Pull each line holding the word "this" from the data.
● ● ● ● ● ● ●
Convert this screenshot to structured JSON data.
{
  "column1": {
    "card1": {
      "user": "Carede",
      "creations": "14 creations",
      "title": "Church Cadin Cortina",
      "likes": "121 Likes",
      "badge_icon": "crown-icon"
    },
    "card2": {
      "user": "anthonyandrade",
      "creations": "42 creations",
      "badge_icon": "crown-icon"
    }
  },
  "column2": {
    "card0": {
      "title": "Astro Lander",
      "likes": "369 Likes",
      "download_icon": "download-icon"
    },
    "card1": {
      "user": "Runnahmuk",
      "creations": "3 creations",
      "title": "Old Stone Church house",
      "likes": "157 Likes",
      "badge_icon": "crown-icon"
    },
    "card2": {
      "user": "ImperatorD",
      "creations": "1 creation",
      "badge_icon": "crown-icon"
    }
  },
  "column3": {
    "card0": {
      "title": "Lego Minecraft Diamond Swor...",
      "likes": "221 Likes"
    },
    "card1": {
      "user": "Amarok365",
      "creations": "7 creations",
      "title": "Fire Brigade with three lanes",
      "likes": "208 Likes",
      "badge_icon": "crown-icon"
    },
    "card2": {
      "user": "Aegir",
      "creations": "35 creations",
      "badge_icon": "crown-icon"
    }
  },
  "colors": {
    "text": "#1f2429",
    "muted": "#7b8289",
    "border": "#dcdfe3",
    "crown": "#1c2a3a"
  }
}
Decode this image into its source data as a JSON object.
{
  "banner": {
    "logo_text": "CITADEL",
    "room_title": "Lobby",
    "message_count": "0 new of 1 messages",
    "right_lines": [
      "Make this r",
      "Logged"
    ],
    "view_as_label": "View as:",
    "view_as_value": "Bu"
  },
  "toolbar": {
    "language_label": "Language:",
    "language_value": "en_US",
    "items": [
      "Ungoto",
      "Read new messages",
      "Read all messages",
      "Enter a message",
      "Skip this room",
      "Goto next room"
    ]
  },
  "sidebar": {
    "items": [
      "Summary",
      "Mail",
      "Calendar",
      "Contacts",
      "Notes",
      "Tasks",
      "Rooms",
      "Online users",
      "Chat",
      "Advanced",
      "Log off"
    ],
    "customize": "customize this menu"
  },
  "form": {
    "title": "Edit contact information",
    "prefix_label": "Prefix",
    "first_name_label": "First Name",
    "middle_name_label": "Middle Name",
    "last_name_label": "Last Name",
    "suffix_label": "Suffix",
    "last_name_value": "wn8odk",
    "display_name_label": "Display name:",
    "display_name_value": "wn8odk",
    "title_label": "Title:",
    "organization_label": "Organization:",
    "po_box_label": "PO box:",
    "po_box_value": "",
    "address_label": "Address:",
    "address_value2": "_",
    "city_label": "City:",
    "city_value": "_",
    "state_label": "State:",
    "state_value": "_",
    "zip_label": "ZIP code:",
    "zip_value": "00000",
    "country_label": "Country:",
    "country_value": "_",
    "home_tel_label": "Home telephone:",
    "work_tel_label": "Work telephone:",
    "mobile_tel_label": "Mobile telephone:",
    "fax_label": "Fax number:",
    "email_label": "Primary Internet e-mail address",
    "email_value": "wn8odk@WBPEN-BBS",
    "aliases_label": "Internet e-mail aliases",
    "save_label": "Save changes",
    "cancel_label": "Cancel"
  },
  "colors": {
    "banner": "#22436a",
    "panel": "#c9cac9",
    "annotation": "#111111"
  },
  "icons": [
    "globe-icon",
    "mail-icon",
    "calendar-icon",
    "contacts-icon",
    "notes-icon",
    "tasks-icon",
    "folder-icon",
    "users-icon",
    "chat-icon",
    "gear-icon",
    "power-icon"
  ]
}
● ● ● ● ● ● ●
* [Solved problem]
Convert this screenshot to structured JSON data.
Decode this image into its source data as a JSON object.
      "Make this r",
      "Skip this room",
    "customize": "customize this menu"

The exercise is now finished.